Stored items:
◆ ◆ ◆ ◆ ◆
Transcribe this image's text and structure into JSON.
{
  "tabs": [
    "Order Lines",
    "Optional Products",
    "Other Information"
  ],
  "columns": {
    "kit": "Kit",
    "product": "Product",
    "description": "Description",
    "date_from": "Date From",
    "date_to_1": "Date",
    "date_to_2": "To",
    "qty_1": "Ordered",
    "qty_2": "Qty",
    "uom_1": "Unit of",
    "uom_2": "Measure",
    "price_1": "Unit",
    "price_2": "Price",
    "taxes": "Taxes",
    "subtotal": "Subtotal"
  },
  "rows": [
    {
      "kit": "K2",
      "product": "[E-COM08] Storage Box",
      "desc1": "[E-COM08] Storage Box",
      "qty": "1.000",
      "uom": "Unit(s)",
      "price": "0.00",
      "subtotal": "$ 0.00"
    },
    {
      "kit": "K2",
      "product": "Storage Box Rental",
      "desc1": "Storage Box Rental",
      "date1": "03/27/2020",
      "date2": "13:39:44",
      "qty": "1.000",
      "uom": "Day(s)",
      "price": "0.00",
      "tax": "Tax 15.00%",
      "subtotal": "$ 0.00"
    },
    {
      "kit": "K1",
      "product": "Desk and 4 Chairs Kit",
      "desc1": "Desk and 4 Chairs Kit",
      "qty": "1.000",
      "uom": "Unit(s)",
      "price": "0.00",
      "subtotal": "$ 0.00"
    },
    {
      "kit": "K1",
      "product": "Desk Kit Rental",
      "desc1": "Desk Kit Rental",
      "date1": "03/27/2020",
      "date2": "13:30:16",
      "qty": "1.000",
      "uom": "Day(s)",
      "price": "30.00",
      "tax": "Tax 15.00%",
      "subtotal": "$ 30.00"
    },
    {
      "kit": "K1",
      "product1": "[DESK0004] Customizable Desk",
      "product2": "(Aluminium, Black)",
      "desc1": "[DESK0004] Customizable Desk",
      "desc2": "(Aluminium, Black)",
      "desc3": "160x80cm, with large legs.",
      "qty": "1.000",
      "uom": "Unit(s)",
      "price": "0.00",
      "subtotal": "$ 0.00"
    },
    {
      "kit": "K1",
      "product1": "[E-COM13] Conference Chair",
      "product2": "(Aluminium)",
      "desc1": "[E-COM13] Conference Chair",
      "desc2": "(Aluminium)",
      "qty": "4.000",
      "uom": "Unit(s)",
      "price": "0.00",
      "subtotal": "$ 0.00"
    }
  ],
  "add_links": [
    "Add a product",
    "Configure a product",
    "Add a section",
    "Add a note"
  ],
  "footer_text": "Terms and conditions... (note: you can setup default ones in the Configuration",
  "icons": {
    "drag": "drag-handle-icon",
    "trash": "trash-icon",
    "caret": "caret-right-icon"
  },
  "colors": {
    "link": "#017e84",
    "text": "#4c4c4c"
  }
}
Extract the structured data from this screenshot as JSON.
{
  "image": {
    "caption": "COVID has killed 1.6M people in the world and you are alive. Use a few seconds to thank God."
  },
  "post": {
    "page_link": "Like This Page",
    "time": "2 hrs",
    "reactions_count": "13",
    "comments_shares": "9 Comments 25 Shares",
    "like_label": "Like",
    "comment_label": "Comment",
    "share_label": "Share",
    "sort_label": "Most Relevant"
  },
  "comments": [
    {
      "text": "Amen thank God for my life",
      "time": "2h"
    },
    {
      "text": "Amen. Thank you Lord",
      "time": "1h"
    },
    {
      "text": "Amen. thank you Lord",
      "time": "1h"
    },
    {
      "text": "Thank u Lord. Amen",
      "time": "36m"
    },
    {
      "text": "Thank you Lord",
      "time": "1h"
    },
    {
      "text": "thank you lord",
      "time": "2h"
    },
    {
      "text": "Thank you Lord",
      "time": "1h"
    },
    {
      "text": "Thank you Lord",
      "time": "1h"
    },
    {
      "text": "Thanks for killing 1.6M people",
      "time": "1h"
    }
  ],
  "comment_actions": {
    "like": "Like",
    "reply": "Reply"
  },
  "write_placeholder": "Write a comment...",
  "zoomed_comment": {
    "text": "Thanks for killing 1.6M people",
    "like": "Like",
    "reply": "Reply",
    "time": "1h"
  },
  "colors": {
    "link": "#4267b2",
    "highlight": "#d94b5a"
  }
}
◆ ◆ ◆ ◆ ◆
**STATED PROBLEM**
Say how many lines contain the string "note", giving nothing but the count.

**OUTPUT FOR THIS EXERCISE**
2